Data entries:
● ● ● ●
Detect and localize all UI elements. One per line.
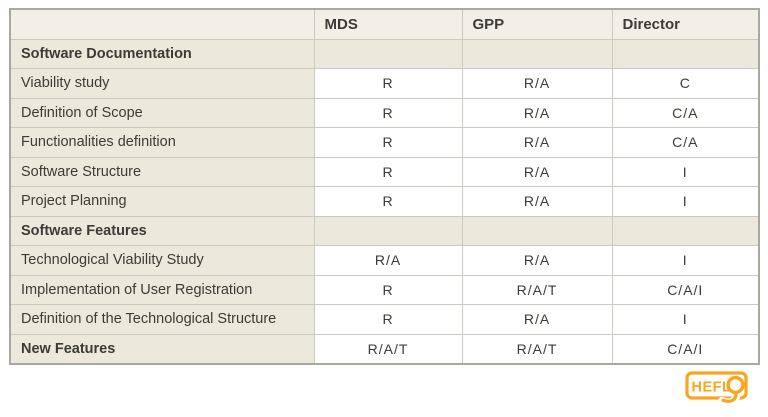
raci-value-cell: R/A <box>461 186 613 217</box>
raci-value-cell <box>611 215 760 246</box>
logo-bubble-outline <box>685 371 748 400</box>
column-header-gpp: GPP <box>461 8 613 40</box>
row-label: Software Features <box>9 215 315 246</box>
table-row-software-structure: Software Structure R R/A I <box>9 156 760 187</box>
raci-value-cell: R/A <box>313 245 463 276</box>
column-header-empty <box>9 8 315 40</box>
section-row-software-documentation: Software Documentation <box>9 38 760 69</box>
row-label: Project Planning <box>9 186 315 217</box>
raci-value-cell: C/A <box>611 97 760 128</box>
raci-value-cell <box>611 38 760 69</box>
column-header-director: Director <box>611 8 760 40</box>
raci-value-cell <box>461 215 613 246</box>
raci-value-cell: R/A <box>461 127 613 158</box>
raci-value-cell: R <box>313 274 463 305</box>
logo-text: HEFL <box>692 380 732 396</box>
heflo-logo-graphic: HEFL <box>685 371 748 407</box>
raci-value-cell: R <box>313 127 463 158</box>
raci-value-cell: R <box>313 186 463 217</box>
table-row-new-features: New Features R/A/T R/A/T C/A/I <box>9 333 760 364</box>
raci-value-cell <box>461 38 613 69</box>
raci-value-cell: R/A/T <box>461 274 613 305</box>
raci-matrix-table: MDS GPP Director Software Documentation … <box>9 8 760 365</box>
raci-value-cell <box>313 215 463 246</box>
logo-letter-o <box>726 375 745 395</box>
column-header-mds: MDS <box>313 8 463 40</box>
header-row: MDS GPP Director <box>9 8 760 40</box>
raci-value-cell: R/A <box>461 97 613 128</box>
row-label: Software Structure <box>9 156 315 187</box>
raci-value-cell: I <box>611 304 760 335</box>
raci-value-cell <box>313 38 463 69</box>
raci-value-cell: C/A/I <box>611 333 760 364</box>
raci-value-cell: I <box>611 156 760 187</box>
raci-value-cell: R <box>313 97 463 128</box>
table-row-implementation-of-user-registration: Implementation of User Registration R R/… <box>9 274 760 305</box>
raci-value-cell: R/A <box>461 245 613 276</box>
raci-value-cell: R/A <box>461 304 613 335</box>
raci-value-cell: C/A <box>611 127 760 158</box>
raci-value-cell: R/A <box>461 156 613 187</box>
row-label: Implementation of User Registration <box>9 274 315 305</box>
table-row-definition-of-the-technological-structure: Definition of the Technological Structur… <box>9 304 760 335</box>
raci-value-cell: I <box>611 245 760 276</box>
raci-value-cell: R <box>313 68 463 99</box>
table-row-viability-study: Viability study R R/A C <box>9 68 760 99</box>
table-row-functionalities-definition: Functionalities definition R R/A C/A <box>9 127 760 158</box>
table-row-definition-of-scope: Definition of Scope R R/A C/A <box>9 97 760 128</box>
raci-value-cell: C/A/I <box>611 274 760 305</box>
raci-value-cell: R/A <box>461 68 613 99</box>
row-label: Viability study <box>9 68 315 99</box>
logo-tail <box>721 390 738 403</box>
row-label: Technological Viability Study <box>9 245 315 276</box>
row-label: Definition of Scope <box>9 97 315 128</box>
raci-value-cell: R/A/T <box>313 333 463 364</box>
raci-value-cell: R/A/T <box>461 333 613 364</box>
section-row-software-features: Software Features <box>9 215 760 246</box>
raci-value-cell: R <box>313 304 463 335</box>
raci-value-cell: I <box>611 186 760 217</box>
table-row-project-planning: Project Planning R R/A I <box>9 186 760 217</box>
row-label: Software Documentation <box>9 38 315 69</box>
heflo-logo: HEFL <box>685 371 749 412</box>
row-label: New Features <box>9 333 315 364</box>
row-label: Functionalities definition <box>9 127 315 158</box>
row-label: Definition of the Technological Structur… <box>9 304 315 335</box>
raci-value-cell: C <box>611 68 760 99</box>
raci-value-cell: R <box>313 156 463 187</box>
table-row-technological-viability-study: Technological Viability Study R/A R/A I <box>9 245 760 276</box>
● ● ● ●
→ **Required task**
Copy the data entries above line for line, leaving out the pictures.

→ **Correct output**
Detect and localize all UI elements. One per line.
raci-value-cell: R/A <box>461 186 613 217</box>
raci-value-cell <box>611 215 760 246</box>
logo-bubble-outline <box>685 371 748 400</box>
column-header-gpp: GPP <box>461 8 613 40</box>
row-label: Software Features <box>9 215 315 246</box>
table-row-software-structure: Software Structure R R/A I <box>9 156 760 187</box>
raci-value-cell: R/A <box>313 245 463 276</box>
column-header-empty <box>9 8 315 40</box>
section-row-software-documentation: Software Documentation <box>9 38 760 69</box>
row-label: Project Planning <box>9 186 315 217</box>
raci-value-cell: C/A <box>611 97 760 128</box>
raci-value-cell <box>611 38 760 69</box>
column-header-director: Director <box>611 8 760 40</box>
raci-value-cell <box>461 215 613 246</box>
raci-value-cell: R/A <box>461 127 613 158</box>
raci-value-cell: R <box>313 274 463 305</box>
logo-text: HEFL <box>692 380 732 396</box>
heflo-logo-graphic: HEFL <box>685 371 748 407</box>
raci-value-cell: R <box>313 127 463 158</box>
raci-value-cell: R <box>313 186 463 217</box>
table-row-new-features: New Features R/A/T R/A/T C/A/I <box>9 333 760 364</box>
raci-value-cell <box>461 38 613 69</box>
raci-value-cell: R/A/T <box>461 274 613 305</box>
raci-matrix-table: MDS GPP Director Software Documentation … <box>9 8 760 365</box>
raci-value-cell <box>313 215 463 246</box>
logo-letter-o <box>726 375 745 395</box>
column-header-mds: MDS <box>313 8 463 40</box>
header-row: MDS GPP Director <box>9 8 760 40</box>
raci-value-cell: R/A <box>461 97 613 128</box>
row-label: Software Structure <box>9 156 315 187</box>
raci-value-cell: I <box>611 304 760 335</box>
raci-value-cell <box>313 38 463 69</box>
raci-value-cell: C/A/I <box>611 333 760 364</box>
raci-value-cell: I <box>611 156 760 187</box>
raci-value-cell: R <box>313 97 463 128</box>
table-row-implementation-of-user-registration: Implementation of User Registration R R/… <box>9 274 760 305</box>
raci-value-cell: R/A <box>461 245 613 276</box>
raci-value-cell: R/A <box>461 304 613 335</box>
raci-value-cell: C/A <box>611 127 760 158</box>
raci-value-cell: R/A <box>461 156 613 187</box>
row-label: Implementation of User Registration <box>9 274 315 305</box>
table-row-definition-of-the-technological-structure: Definition of the Technological Structur… <box>9 304 760 335</box>
raci-value-cell: I <box>611 245 760 276</box>
raci-value-cell: R <box>313 68 463 99</box>
table-row-viability-study: Viability study R R/A C <box>9 68 760 99</box>
table-row-functionalities-definition: Functionalities definition R R/A C/A <box>9 127 760 158</box>
table-row-definition-of-scope: Definition of Scope R R/A C/A <box>9 97 760 128</box>
raci-value-cell: C/A/I <box>611 274 760 305</box>
raci-value-cell: R/A <box>461 68 613 99</box>
row-label: Viability study <box>9 68 315 99</box>
logo-tail <box>721 390 738 403</box>
row-label: Technological Viability Study <box>9 245 315 276</box>
row-label: Definition of Scope <box>9 97 315 128</box>
raci-value-cell: R/A/T <box>313 333 463 364</box>
raci-value-cell: R/A/T <box>461 333 613 364</box>
section-row-software-features: Software Features <box>9 215 760 246</box>
raci-value-cell: R <box>313 304 463 335</box>
raci-value-cell: I <box>611 186 760 217</box>
table-row-project-planning: Project Planning R R/A I <box>9 186 760 217</box>
row-label: Software Documentation <box>9 38 315 69</box>
heflo-logo: HEFL <box>685 371 749 412</box>
row-label: New Features <box>9 333 315 364</box>
row-label: Functionalities definition <box>9 127 315 158</box>
row-label: Definition of the Technological Structur… <box>9 304 315 335</box>
raci-value-cell: C <box>611 68 760 99</box>
raci-value-cell: R <box>313 156 463 187</box>
table-row-technological-viability-study: Technological Viability Study R/A R/A I <box>9 245 760 276</box>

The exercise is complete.